** Written exercise **
Write down each entry again, exactly as it reads.

(Figure content listings)
● ● ●

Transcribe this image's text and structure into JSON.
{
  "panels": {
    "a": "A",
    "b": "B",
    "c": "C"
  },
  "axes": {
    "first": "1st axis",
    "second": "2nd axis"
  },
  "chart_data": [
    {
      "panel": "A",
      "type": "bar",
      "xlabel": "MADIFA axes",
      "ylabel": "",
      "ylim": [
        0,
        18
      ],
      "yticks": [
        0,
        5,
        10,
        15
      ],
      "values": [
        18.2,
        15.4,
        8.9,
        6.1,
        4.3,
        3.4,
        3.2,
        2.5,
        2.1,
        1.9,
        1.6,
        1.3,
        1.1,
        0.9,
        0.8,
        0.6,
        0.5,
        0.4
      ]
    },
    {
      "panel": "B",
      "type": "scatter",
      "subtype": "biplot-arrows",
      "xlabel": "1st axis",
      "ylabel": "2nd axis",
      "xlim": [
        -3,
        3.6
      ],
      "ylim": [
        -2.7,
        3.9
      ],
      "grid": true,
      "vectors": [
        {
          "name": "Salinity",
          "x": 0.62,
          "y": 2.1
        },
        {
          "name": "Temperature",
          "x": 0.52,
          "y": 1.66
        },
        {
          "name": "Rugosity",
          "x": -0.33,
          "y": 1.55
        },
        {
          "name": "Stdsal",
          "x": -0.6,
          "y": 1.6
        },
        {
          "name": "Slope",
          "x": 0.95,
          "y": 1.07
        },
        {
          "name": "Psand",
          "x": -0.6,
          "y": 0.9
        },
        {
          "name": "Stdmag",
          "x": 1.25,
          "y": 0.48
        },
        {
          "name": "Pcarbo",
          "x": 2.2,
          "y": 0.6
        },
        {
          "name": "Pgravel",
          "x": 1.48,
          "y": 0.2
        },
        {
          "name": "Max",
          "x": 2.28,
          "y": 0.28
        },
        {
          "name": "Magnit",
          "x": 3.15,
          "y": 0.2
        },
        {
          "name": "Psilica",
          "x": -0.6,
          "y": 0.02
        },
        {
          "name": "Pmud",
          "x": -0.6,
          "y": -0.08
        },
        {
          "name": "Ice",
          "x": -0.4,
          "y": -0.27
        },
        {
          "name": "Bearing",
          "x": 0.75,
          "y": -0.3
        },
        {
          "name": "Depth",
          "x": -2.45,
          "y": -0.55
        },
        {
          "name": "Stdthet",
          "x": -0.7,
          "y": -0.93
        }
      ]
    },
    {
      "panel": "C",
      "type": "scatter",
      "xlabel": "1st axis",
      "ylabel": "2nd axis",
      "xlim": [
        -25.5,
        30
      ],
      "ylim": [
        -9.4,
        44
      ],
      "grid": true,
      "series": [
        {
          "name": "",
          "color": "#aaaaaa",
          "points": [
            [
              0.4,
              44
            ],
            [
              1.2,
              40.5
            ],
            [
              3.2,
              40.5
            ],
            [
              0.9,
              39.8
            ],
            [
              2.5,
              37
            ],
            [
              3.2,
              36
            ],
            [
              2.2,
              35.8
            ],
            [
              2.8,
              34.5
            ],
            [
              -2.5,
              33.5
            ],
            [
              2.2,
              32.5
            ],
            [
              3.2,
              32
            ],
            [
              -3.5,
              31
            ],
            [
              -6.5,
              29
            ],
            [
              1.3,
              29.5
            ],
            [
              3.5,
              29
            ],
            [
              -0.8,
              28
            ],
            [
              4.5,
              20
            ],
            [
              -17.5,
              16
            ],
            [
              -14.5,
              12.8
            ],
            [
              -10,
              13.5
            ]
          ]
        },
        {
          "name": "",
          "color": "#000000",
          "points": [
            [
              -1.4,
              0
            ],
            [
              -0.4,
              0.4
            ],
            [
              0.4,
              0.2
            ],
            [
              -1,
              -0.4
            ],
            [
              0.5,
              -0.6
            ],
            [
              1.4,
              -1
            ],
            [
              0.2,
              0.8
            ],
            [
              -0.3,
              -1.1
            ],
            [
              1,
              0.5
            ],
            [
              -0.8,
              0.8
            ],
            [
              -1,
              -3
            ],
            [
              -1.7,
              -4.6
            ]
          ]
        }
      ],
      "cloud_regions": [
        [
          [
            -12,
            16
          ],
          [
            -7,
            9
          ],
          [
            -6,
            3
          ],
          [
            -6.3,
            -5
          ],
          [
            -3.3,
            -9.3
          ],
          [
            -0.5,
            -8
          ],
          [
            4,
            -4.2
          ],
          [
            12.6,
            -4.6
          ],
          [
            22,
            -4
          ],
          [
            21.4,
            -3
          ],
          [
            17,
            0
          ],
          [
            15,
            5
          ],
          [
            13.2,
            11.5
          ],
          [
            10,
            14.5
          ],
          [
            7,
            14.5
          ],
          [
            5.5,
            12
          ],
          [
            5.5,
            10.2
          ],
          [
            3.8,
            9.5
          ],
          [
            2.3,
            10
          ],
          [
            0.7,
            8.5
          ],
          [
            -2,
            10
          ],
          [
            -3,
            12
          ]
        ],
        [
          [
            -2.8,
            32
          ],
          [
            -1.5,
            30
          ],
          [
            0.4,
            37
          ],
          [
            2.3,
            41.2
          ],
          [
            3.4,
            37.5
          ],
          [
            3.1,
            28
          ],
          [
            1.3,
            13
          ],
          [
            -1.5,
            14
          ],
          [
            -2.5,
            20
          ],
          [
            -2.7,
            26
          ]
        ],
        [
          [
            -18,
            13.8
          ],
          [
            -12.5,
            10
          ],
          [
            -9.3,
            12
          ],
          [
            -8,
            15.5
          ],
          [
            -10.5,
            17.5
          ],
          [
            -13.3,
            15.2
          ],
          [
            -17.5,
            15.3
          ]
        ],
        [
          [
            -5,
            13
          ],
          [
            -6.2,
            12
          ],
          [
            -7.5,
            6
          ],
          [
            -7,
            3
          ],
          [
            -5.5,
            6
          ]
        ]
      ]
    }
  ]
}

● ● ●

** The completed task **
Transcribe this image's text and structure into JSON.
{
  "panels": {
    "a": "A",
    "b": "B",
    "c": "C"
  },
  "axes": {
    "first": "1st axis",
    "second": "2nd axis"
  },
  "chart_data": [
    {
      "panel": "A",
      "type": "bar",
      "xlabel": "MADIFA axes",
      "ylabel": "",
      "ylim": [
        0,
        18
      ],
      "yticks": [
        0,
        5,
        10,
        15
      ],
      "values": [
        18.2,
        15.4,
        8.9,
        6.1,
        4.3,
        3.4,
        3.2,
        2.5,
        2.1,
        1.9,
        1.6,
        1.3,
        1.1,
        0.9,
        0.8,
        0.6,
        0.5,
        0.4
      ]
    },
    {
      "panel": "B",
      "type": "scatter",
      "subtype": "biplot-arrows",
      "xlabel": "1st axis",
      "ylabel": "2nd axis",
      "xlim": [
        -3,
        3.6
      ],
      "ylim": [
        -2.7,
        3.9
      ],
      "grid": true,
      "vectors": [
        {
          "name": "Salinity",
          "x": 0.62,
          "y": 2.1
        },
        {
          "name": "Temperature",
          "x": 0.52,
          "y": 1.66
        },
        {
          "name": "Rugosity",
          "x": -0.33,
          "y": 1.55
        },
        {
          "name": "Stdsal",
          "x": -0.6,
          "y": 1.6
        },
        {
          "name": "Slope",
          "x": 0.95,
          "y": 1.07
        },
        {
          "name": "Psand",
          "x": -0.6,
          "y": 0.9
        },
        {
          "name": "Stdmag",
          "x": 1.25,
          "y": 0.48
        },
        {
          "name": "Pcarbo",
          "x": 2.2,
          "y": 0.6
        },
        {
          "name": "Pgravel",
          "x": 1.48,
          "y": 0.2
        },
        {
          "name": "Max",
          "x": 2.28,
          "y": 0.28
        },
        {
          "name": "Magnit",
          "x": 3.15,
          "y": 0.2
        },
        {
          "name": "Psilica",
          "x": -0.6,
          "y": 0.02
        },
        {
          "name": "Pmud",
          "x": -0.6,
          "y": -0.08
        },
        {
          "name": "Ice",
          "x": -0.4,
          "y": -0.27
        },
        {
          "name": "Bearing",
          "x": 0.75,
          "y": -0.3
        },
        {
          "name": "Depth",
          "x": -2.45,
          "y": -0.55
        },
        {
          "name": "Stdthet",
          "x": -0.7,
          "y": -0.93
        }
      ]
    },
    {
      "panel": "C",
      "type": "scatter",
      "xlabel": "1st axis",
      "ylabel": "2nd axis",
      "xlim": [
        -25.5,
        30
      ],
      "ylim": [
        -9.4,
        44
      ],
      "grid": true,
      "series": [
        {
          "name": "",
          "color": "#aaaaaa",
          "points": [
            [
              0.4,
              44
            ],
            [
              1.2,
              40.5
            ],
            [
              3.2,
              40.5
            ],
            [
              0.9,
              39.8
            ],
            [
              2.5,
              37
            ],
            [
              3.2,
              36
            ],
            [
              2.2,
              35.8
            ],
            [
              2.8,
              34.5
            ],
            [
              -2.5,
              33.5
            ],
            [
              2.2,
              32.5
            ],
            [
              3.2,
              32
            ],
            [
              -3.5,
              31
            ],
            [
              -6.5,
              29
            ],
            [
              1.3,
              29.5
            ],
            [
              3.5,
              29
            ],
            [
              -0.8,
              28
            ],
            [
              4.5,
              20
            ],
            [
              -17.5,
              16
            ],
            [
              -14.5,
              12.8
            ],
            [
              -10,
              13.5
            ]
          ]
        },
        {
          "name": "",
          "color": "#000000",
          "points": [
            [
              -1.4,
              0
            ],
            [
              -0.4,
              0.4
            ],
            [
              0.4,
              0.2
            ],
            [
              -1,
              -0.4
            ],
            [
              0.5,
              -0.6
            ],
            [
              1.4,
              -1
            ],
            [
              0.2,
              0.8
            ],
            [
              -0.3,
              -1.1
            ],
            [
              1,
              0.5
            ],
            [
              -0.8,
              0.8
            ],
            [
              -1,
              -3
            ],
            [
              -1.7,
              -4.6
            ]
          ]
        }
      ],
      "cloud_regions": [
        [
          [
            -12,
            16
          ],
          [
            -7,
            9
          ],
          [
            -6,
            3
          ],
          [
            -6.3,
            -5
          ],
          [
            -3.3,
            -9.3
          ],
          [
            -0.5,
            -8
          ],
          [
            4,
            -4.2
          ],
          [
            12.6,
            -4.6
          ],
          [
            22,
            -4
          ],
          [
            21.4,
            -3
          ],
          [
            17,
            0
          ],
          [
            15,
            5
          ],
          [
            13.2,
            11.5
          ],
          [
            10,
            14.5
          ],
          [
            7,
            14.5
          ],
          [
            5.5,
            12
          ],
          [
            5.5,
            10.2
          ],
          [
            3.8,
            9.5
          ],
          [
            2.3,
            10
          ],
          [
            0.7,
            8.5
          ],
          [
            -2,
            10
          ],
          [
            -3,
            12
          ]
        ],
        [
          [
            -2.8,
            32
          ],
          [
            -1.5,
            30
          ],
          [
            0.4,
            37
          ],
          [
            2.3,
            41.2
          ],
          [
            3.4,
            37.5
          ],
          [
            3.1,
            28
          ],
          [
            1.3,
            13
          ],
          [
            -1.5,
            14
          ],
          [
            -2.5,
            20
          ],
          [
            -2.7,
            26
          ]
        ],
        [
          [
            -18,
            13.8
          ],
          [
            -12.5,
            10
          ],
          [
            -9.3,
            12
          ],
          [
            -8,
            15.5
          ],
          [
            -10.5,
            17.5
          ],
          [
            -13.3,
            15.2
          ],
          [
            -17.5,
            15.3
          ]
        ],
        [
          [
            -5,
            13
          ],
          [
            -6.2,
            12
          ],
          [
            -7.5,
            6
          ],
          [
            -7,
            3
          ],
          [
            -5.5,
            6
          ]
        ]
      ]
    }
  ]
}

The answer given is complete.